▶ _SET TASK_
Return the material word for word. Do not include pictures.
* Begin ENTRIES *
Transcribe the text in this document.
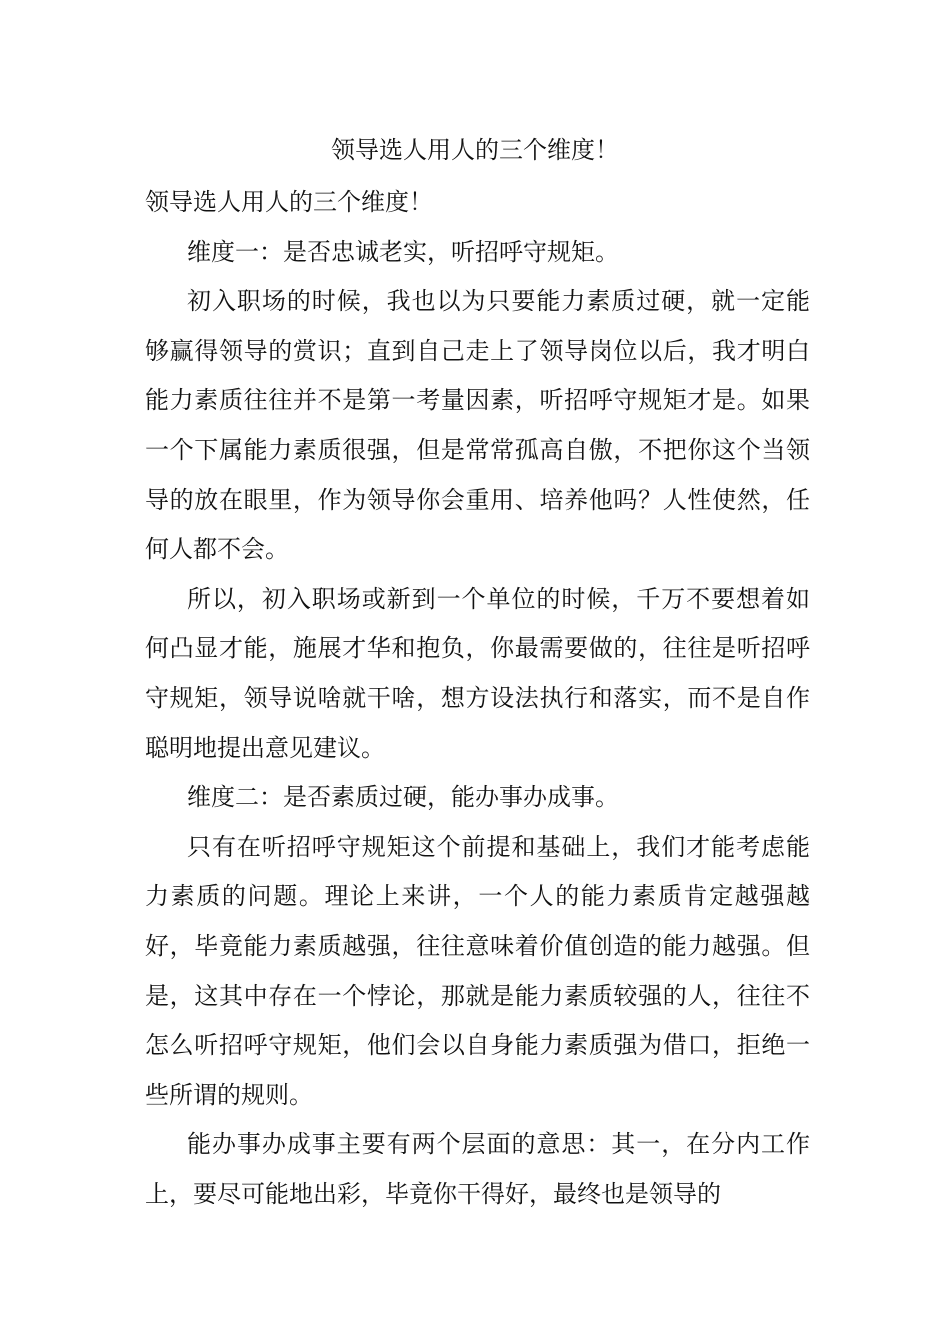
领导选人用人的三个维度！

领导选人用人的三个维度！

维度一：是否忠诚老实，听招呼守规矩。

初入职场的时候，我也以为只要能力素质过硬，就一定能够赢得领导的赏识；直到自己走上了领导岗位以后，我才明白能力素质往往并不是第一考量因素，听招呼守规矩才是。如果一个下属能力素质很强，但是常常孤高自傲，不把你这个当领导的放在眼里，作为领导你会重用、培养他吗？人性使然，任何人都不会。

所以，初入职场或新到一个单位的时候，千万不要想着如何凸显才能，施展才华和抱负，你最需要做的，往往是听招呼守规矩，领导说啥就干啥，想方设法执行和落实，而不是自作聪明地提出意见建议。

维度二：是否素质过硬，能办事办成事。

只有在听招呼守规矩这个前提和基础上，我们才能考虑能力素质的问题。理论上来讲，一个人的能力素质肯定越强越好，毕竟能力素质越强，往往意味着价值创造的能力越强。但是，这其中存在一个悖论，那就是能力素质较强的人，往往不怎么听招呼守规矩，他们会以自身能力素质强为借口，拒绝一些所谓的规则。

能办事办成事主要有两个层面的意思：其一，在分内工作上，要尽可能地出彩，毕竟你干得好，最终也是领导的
* End ENTRIES *
▶ _SOLVED EXERCISE_
Transcribe the text in this document.
领导选人用人的三个维度！

领导选人用人的三个维度！

维度一：是否忠诚老实，听招呼守规矩。

初入职场的时候，我也以为只要能力素质过硬，就一定能够赢得领导的赏识；直到自己走上了领导岗位以后，我才明白能力素质往往并不是第一考量因素，听招呼守规矩才是。如果一个下属能力素质很强，但是常常孤高自傲，不把你这个当领导的放在眼里，作为领导你会重用、培养他吗？人性使然，任何人都不会。

所以，初入职场或新到一个单位的时候，千万不要想着如何凸显才能，施展才华和抱负，你最需要做的，往往是听招呼守规矩，领导说啥就干啥，想方设法执行和落实，而不是自作聪明地提出意见建议。

维度二：是否素质过硬，能办事办成事。

只有在听招呼守规矩这个前提和基础上，我们才能考虑能力素质的问题。理论上来讲，一个人的能力素质肯定越强越好，毕竟能力素质越强，往往意味着价值创造的能力越强。但是，这其中存在一个悖论，那就是能力素质较强的人，往往不怎么听招呼守规矩，他们会以自身能力素质强为借口，拒绝一些所谓的规则。

能办事办成事主要有两个层面的意思：其一，在分内工作上，要尽可能地出彩，毕竟你干得好，最终也是领导的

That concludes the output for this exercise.